■ TASK GOAL
Reproduce all of the material word for word.
------------------------------
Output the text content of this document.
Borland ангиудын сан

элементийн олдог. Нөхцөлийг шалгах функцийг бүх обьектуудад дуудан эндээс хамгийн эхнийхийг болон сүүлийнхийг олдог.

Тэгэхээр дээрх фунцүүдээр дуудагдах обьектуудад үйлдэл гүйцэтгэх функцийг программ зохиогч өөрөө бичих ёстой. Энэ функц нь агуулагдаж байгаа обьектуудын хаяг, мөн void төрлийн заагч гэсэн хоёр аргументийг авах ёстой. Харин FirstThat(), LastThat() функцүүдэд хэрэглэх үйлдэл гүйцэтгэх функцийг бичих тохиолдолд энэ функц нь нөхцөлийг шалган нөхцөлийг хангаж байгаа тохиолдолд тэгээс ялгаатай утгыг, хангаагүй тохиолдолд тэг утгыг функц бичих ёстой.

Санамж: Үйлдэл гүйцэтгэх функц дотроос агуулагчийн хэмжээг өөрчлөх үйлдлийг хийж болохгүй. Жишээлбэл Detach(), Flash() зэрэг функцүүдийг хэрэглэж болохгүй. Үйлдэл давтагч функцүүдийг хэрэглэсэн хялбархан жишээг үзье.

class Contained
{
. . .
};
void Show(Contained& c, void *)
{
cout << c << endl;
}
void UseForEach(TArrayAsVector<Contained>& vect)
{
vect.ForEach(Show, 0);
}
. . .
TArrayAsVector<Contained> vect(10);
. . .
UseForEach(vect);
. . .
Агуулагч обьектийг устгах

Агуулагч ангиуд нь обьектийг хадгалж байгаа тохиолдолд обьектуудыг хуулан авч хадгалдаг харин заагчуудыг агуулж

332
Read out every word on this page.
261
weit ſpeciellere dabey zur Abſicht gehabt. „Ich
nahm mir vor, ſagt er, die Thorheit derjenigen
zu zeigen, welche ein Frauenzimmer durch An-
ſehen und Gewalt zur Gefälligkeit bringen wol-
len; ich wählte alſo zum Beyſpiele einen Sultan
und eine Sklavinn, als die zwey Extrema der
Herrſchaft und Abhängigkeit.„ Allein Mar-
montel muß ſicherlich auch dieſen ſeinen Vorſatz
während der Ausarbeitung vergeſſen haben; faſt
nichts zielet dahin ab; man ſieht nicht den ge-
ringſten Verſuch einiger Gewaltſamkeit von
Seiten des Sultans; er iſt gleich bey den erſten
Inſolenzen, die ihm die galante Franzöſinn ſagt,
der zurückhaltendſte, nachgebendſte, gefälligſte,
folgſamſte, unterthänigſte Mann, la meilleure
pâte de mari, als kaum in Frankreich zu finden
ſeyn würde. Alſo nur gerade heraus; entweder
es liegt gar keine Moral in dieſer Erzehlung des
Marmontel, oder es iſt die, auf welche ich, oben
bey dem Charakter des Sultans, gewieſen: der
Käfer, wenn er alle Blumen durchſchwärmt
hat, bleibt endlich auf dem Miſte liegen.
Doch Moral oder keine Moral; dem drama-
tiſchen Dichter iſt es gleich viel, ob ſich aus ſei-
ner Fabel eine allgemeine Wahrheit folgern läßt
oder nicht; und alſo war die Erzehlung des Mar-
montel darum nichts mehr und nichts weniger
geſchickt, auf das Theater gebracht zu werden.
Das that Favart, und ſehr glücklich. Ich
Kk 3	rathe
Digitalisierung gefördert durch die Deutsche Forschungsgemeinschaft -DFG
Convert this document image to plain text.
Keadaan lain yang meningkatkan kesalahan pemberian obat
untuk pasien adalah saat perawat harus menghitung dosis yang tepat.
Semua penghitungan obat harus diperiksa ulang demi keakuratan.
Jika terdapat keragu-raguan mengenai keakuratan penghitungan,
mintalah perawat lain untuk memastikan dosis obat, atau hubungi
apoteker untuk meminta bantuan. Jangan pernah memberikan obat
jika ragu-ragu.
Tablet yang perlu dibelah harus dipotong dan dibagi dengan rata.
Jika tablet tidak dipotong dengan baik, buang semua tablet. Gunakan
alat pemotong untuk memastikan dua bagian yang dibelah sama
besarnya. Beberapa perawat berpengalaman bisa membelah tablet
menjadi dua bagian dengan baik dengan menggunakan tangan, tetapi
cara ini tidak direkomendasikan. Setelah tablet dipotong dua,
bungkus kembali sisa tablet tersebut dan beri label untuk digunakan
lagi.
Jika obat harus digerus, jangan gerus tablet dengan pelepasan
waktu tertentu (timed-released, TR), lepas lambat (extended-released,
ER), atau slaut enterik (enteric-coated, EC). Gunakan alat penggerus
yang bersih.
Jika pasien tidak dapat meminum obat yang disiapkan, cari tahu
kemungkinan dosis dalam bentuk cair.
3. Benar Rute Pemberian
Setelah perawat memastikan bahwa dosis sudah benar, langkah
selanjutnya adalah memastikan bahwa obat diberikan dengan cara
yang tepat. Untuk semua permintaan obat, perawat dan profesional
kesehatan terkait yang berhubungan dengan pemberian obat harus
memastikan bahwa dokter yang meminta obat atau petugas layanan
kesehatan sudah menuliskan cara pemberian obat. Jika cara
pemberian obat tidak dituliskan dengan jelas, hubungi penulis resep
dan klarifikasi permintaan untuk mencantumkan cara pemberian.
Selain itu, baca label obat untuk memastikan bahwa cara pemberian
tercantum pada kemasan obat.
------------------------------
■ RESULT
Output the text content of this document.
Borland ангиудын сан

элементийн олдог. Нөхцөлийг шалгах функцийг бүх обьектуудад дуудан эндээс хамгийн эхнийхийг болон сүүлийнхийг олдог.

Тэгэхээр дээрх фунцүүдээр дуудагдах обьектуудад үйлдэл гүйцэтгэх функцийг программ зохиогч өөрөө бичих ёстой. Энэ функц нь агуулагдаж байгаа обьектуудын хаяг, мөн void төрлийн заагч гэсэн хоёр аргументийг авах ёстой. Харин FirstThat(), LastThat() функцүүдэд хэрэглэх үйлдэл гүйцэтгэх функцийг бичих тохиолдолд энэ функц нь нөхцөлийг шалган нөхцөлийг хангаж байгаа тохиолдолд тэгээс ялгаатай утгыг, хангаагүй тохиолдолд тэг утгыг функц бичих ёстой.

Санамж: Үйлдэл гүйцэтгэх функц дотроос агуулагчийн хэмжээг өөрчлөх үйлдлийг хийж болохгүй. Жишээлбэл Detach(), Flash() зэрэг функцүүдийг хэрэглэж болохгүй. Үйлдэл давтагч функцүүдийг хэрэглэсэн хялбархан жишээг үзье.

class Contained
{
. . .
};
void Show(Contained& c, void *)
{
cout << c << endl;
}
void UseForEach(TArrayAsVector<Contained>& vect)
{
vect.ForEach(Show, 0);
}
. . .
TArrayAsVector<Contained> vect(10);
. . .
UseForEach(vect);
. . .
Агуулагч обьектийг устгах

Агуулагч ангиуд нь обьектийг хадгалж байгаа тохиолдолд обьектуудыг хуулан авч хадгалдаг харин заагчуудыг агуулж

332
Read out every word on this page.
261
weit ſpeciellere dabey zur Abſicht gehabt. „Ich
nahm mir vor, ſagt er, die Thorheit derjenigen
zu zeigen, welche ein Frauenzimmer durch An-
ſehen und Gewalt zur Gefälligkeit bringen wol-
len; ich wählte alſo zum Beyſpiele einen Sultan
und eine Sklavinn, als die zwey Extrema der
Herrſchaft und Abhängigkeit.„ Allein Mar-
montel muß ſicherlich auch dieſen ſeinen Vorſatz
während der Ausarbeitung vergeſſen haben; faſt
nichts zielet dahin ab; man ſieht nicht den ge-
ringſten Verſuch einiger Gewaltſamkeit von
Seiten des Sultans; er iſt gleich bey den erſten
Inſolenzen, die ihm die galante Franzöſinn ſagt,
der zurückhaltendſte, nachgebendſte, gefälligſte,
folgſamſte, unterthänigſte Mann, la meilleure
pâte de mari, als kaum in Frankreich zu finden
ſeyn würde. Alſo nur gerade heraus; entweder
es liegt gar keine Moral in dieſer Erzehlung des
Marmontel, oder es iſt die, auf welche ich, oben
bey dem Charakter des Sultans, gewieſen: der
Käfer, wenn er alle Blumen durchſchwärmt
hat, bleibt endlich auf dem Miſte liegen.
Doch Moral oder keine Moral; dem drama-
tiſchen Dichter iſt es gleich viel, ob ſich aus ſei-
ner Fabel eine allgemeine Wahrheit folgern läßt
oder nicht; und alſo war die Erzehlung des Mar-
montel darum nichts mehr und nichts weniger
geſchickt, auf das Theater gebracht zu werden.
Das that Favart, und ſehr glücklich. Ich
Kk 3	rathe
Digitalisierung gefördert durch die Deutsche Forschungsgemeinschaft -DFG
Convert this document image to plain text.
Keadaan lain yang meningkatkan kesalahan pemberian obat
untuk pasien adalah saat perawat harus menghitung dosis yang tepat.
Semua penghitungan obat harus diperiksa ulang demi keakuratan.
Jika terdapat keragu-raguan mengenai keakuratan penghitungan,
mintalah perawat lain untuk memastikan dosis obat, atau hubungi
apoteker untuk meminta bantuan. Jangan pernah memberikan obat
jika ragu-ragu.
Tablet yang perlu dibelah harus dipotong dan dibagi dengan rata.
Jika tablet tidak dipotong dengan baik, buang semua tablet. Gunakan
alat pemotong untuk memastikan dua bagian yang dibelah sama
besarnya. Beberapa perawat berpengalaman bisa membelah tablet
menjadi dua bagian dengan baik dengan menggunakan tangan, tetapi
cara ini tidak direkomendasikan. Setelah tablet dipotong dua,
bungkus kembali sisa tablet tersebut dan beri label untuk digunakan
lagi.
Jika obat harus digerus, jangan gerus tablet dengan pelepasan
waktu tertentu (timed-released, TR), lepas lambat (extended-released,
ER), atau slaut enterik (enteric-coated, EC). Gunakan alat penggerus
yang bersih.
Jika pasien tidak dapat meminum obat yang disiapkan, cari tahu
kemungkinan dosis dalam bentuk cair.
3. Benar Rute Pemberian
Setelah perawat memastikan bahwa dosis sudah benar, langkah
selanjutnya adalah memastikan bahwa obat diberikan dengan cara
yang tepat. Untuk semua permintaan obat, perawat dan profesional
kesehatan terkait yang berhubungan dengan pemberian obat harus
memastikan bahwa dokter yang meminta obat atau petugas layanan
kesehatan sudah menuliskan cara pemberian obat. Jika cara
pemberian obat tidak dituliskan dengan jelas, hubungi penulis resep
dan klarifikasi permintaan untuk mencantumkan cara pemberian.
Selain itu, baca label obat untuk memastikan bahwa cara pemberian
tercantum pada kemasan obat.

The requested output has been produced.